WORK INSTRUCTIONS:
Take the material below and write it all out again exactly.

MATERIAL TO PROCESS:
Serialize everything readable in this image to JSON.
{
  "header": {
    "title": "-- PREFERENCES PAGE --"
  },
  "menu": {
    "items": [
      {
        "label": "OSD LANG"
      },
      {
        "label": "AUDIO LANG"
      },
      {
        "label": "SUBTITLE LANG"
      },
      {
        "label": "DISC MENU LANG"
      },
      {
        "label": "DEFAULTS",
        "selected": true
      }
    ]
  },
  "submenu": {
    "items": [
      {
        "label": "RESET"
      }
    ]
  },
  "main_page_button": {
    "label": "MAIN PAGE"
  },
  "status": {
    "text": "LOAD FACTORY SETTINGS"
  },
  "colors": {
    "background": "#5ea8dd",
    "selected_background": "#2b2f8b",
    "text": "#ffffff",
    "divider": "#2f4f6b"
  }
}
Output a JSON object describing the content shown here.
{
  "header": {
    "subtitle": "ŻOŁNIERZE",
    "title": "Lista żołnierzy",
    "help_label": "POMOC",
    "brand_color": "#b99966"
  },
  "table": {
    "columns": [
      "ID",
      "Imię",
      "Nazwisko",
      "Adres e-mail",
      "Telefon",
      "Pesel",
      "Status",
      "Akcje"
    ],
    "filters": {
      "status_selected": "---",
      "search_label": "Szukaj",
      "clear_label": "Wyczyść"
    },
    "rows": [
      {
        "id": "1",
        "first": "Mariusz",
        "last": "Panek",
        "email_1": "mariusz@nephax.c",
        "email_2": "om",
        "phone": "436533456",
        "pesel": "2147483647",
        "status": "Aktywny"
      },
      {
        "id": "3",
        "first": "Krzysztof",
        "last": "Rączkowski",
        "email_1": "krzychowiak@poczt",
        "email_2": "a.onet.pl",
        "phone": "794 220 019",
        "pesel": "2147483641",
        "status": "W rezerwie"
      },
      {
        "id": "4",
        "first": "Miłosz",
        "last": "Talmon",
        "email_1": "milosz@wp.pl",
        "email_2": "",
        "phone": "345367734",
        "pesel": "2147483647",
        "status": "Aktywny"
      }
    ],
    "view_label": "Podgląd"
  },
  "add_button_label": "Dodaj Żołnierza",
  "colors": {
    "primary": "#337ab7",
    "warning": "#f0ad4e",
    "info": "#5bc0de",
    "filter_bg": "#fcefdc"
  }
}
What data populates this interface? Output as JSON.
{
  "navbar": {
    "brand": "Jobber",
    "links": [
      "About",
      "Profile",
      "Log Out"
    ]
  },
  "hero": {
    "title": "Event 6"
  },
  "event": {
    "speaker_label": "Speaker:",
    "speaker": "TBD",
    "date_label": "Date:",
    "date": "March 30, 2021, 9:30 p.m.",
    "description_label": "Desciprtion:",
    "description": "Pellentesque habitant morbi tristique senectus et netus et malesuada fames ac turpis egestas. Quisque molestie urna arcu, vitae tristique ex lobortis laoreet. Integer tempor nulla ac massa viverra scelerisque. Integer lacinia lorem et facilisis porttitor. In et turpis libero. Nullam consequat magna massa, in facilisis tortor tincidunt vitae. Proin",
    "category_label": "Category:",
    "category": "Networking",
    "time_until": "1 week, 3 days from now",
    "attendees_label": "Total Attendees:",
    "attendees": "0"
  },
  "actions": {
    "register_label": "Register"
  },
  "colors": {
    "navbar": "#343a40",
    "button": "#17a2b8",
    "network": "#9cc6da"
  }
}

FINISHED ANSWER:
Serialize everything readable in this image to JSON.
{
  "header": {
    "title": "-- PREFERENCES PAGE --"
  },
  "menu": {
    "items": [
      {
        "label": "OSD LANG"
      },
      {
        "label": "AUDIO LANG"
      },
      {
        "label": "SUBTITLE LANG"
      },
      {
        "label": "DISC MENU LANG"
      },
      {
        "label": "DEFAULTS",
        "selected": true
      }
    ]
  },
  "submenu": {
    "items": [
      {
        "label": "RESET"
      }
    ]
  },
  "main_page_button": {
    "label": "MAIN PAGE"
  },
  "status": {
    "text": "LOAD FACTORY SETTINGS"
  },
  "colors": {
    "background": "#5ea8dd",
    "selected_background": "#2b2f8b",
    "text": "#ffffff",
    "divider": "#2f4f6b"
  }
}
Output a JSON object describing the content shown here.
{
  "header": {
    "subtitle": "ŻOŁNIERZE",
    "title": "Lista żołnierzy",
    "help_label": "POMOC",
    "brand_color": "#b99966"
  },
  "table": {
    "columns": [
      "ID",
      "Imię",
      "Nazwisko",
      "Adres e-mail",
      "Telefon",
      "Pesel",
      "Status",
      "Akcje"
    ],
    "filters": {
      "status_selected": "---",
      "search_label": "Szukaj",
      "clear_label": "Wyczyść"
    },
    "rows": [
      {
        "id": "1",
        "first": "Mariusz",
        "last": "Panek",
        "email_1": "mariusz@nephax.c",
        "email_2": "om",
        "phone": "436533456",
        "pesel": "2147483647",
        "status": "Aktywny"
      },
      {
        "id": "3",
        "first": "Krzysztof",
        "last": "Rączkowski",
        "email_1": "krzychowiak@poczt",
        "email_2": "a.onet.pl",
        "phone": "794 220 019",
        "pesel": "2147483641",
        "status": "W rezerwie"
      },
      {
        "id": "4",
        "first": "Miłosz",
        "last": "Talmon",
        "email_1": "milosz@wp.pl",
        "email_2": "",
        "phone": "345367734",
        "pesel": "2147483647",
        "status": "Aktywny"
      }
    ],
    "view_label": "Podgląd"
  },
  "add_button_label": "Dodaj Żołnierza",
  "colors": {
    "primary": "#337ab7",
    "warning": "#f0ad4e",
    "info": "#5bc0de",
    "filter_bg": "#fcefdc"
  }
}
What data populates this interface? Output as JSON.
{
  "navbar": {
    "brand": "Jobber",
    "links": [
      "About",
      "Profile",
      "Log Out"
    ]
  },
  "hero": {
    "title": "Event 6"
  },
  "event": {
    "speaker_label": "Speaker:",
    "speaker": "TBD",
    "date_label": "Date:",
    "date": "March 30, 2021, 9:30 p.m.",
    "description_label": "Desciprtion:",
    "description": "Pellentesque habitant morbi tristique senectus et netus et malesuada fames ac turpis egestas. Quisque molestie urna arcu, vitae tristique ex lobortis laoreet. Integer tempor nulla ac massa viverra scelerisque. Integer lacinia lorem et facilisis porttitor. In et turpis libero. Nullam consequat magna massa, in facilisis tortor tincidunt vitae. Proin",
    "category_label": "Category:",
    "category": "Networking",
    "time_until": "1 week, 3 days from now",
    "attendees_label": "Total Attendees:",
    "attendees": "0"
  },
  "actions": {
    "register_label": "Register"
  },
  "colors": {
    "navbar": "#343a40",
    "button": "#17a2b8",
    "network": "#9cc6da"
  }
}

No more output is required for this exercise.